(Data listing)
####

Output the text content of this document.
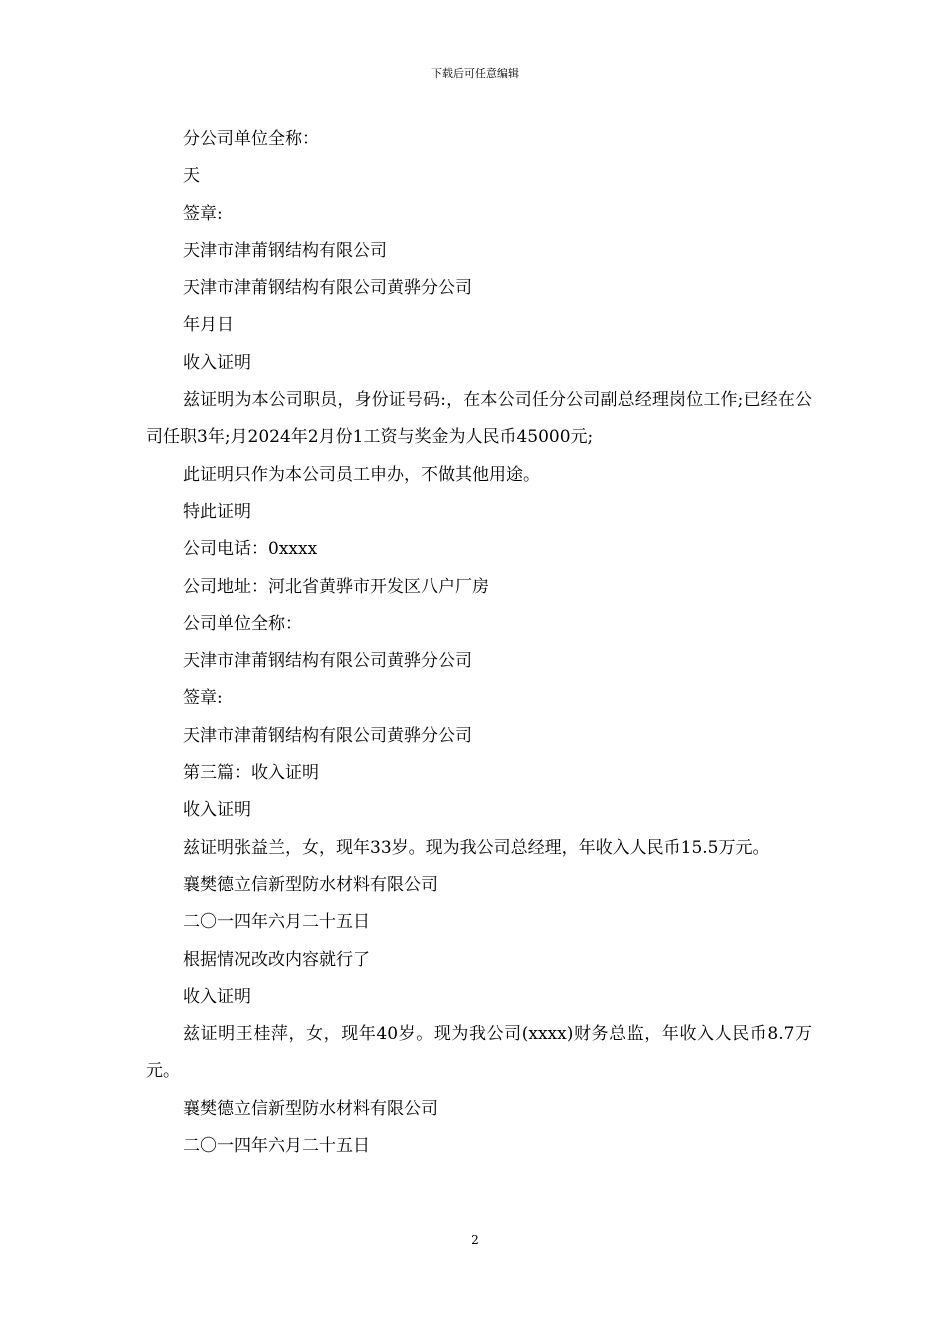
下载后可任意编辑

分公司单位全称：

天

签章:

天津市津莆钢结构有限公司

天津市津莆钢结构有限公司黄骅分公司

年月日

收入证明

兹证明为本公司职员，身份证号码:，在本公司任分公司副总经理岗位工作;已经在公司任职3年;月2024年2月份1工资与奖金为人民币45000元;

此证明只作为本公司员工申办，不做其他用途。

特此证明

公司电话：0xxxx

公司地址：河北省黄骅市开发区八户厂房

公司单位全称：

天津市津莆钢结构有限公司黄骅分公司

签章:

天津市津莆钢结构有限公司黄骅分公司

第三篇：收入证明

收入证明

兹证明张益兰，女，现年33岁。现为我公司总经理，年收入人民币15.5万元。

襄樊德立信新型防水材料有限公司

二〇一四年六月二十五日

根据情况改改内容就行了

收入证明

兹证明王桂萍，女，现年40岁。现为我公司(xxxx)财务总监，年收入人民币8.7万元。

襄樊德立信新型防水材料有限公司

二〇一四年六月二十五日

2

####

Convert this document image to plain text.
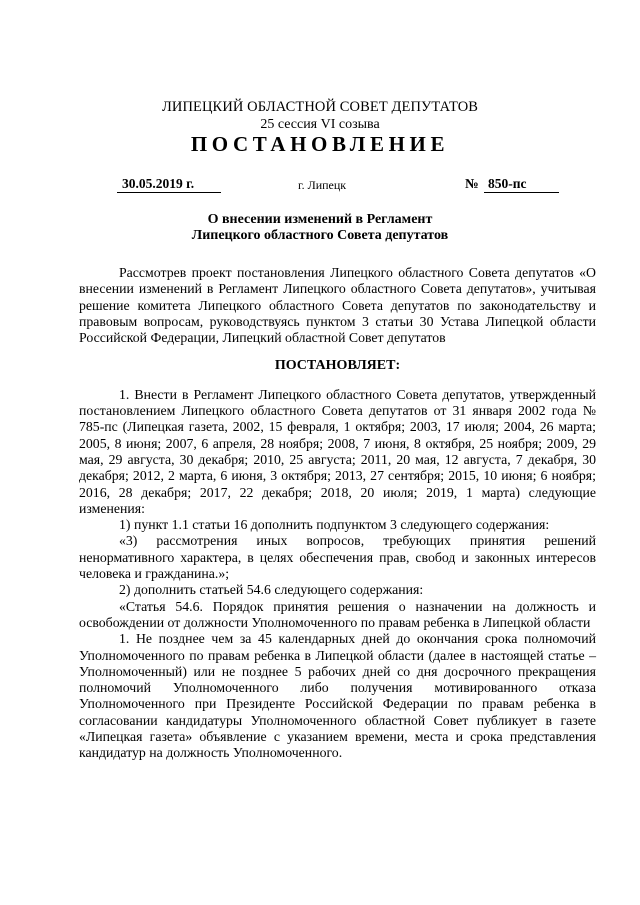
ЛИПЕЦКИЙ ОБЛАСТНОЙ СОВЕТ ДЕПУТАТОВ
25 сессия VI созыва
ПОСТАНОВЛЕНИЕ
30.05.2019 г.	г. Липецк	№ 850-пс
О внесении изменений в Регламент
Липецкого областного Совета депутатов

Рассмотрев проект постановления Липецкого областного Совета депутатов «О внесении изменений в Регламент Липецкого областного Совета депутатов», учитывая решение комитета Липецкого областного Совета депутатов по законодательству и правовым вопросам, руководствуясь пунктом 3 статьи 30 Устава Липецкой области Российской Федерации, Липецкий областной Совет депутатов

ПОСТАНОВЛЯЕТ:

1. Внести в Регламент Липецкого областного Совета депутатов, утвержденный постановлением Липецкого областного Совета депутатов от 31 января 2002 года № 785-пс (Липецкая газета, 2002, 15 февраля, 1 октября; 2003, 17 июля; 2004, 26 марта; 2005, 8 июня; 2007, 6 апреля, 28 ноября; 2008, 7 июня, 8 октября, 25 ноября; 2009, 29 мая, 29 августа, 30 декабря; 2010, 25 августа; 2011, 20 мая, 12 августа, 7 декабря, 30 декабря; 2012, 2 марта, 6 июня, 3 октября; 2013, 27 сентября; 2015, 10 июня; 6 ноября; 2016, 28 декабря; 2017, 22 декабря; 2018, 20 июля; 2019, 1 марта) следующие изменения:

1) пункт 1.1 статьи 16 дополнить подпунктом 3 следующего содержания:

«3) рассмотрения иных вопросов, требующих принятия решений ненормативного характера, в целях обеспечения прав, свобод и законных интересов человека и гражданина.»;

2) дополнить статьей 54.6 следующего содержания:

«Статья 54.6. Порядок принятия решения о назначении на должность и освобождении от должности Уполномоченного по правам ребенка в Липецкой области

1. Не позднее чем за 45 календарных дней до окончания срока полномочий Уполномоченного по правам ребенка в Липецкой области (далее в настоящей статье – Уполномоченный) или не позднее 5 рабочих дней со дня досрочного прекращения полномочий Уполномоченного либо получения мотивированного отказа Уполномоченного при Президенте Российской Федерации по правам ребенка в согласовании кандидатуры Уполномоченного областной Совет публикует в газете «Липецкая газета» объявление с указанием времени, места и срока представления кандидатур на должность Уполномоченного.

####

_Brief_. Pick out the lines containing the word "изменений" and show them.

_The completed task_.
О внесении изменений в Регламент
Рассмотрев проект постановления Липецкого областного Совета депутатов «О внесении изменений в Регламент Липецкого областного Совета депутатов», учитывая решение комитета Липецкого областного Совета депутатов по законодательству и правовым вопросам, руководствуясь пунктом 3 статьи 30 Устава Липецкой области Российской Федерации, Липецкий областной Совет депутатов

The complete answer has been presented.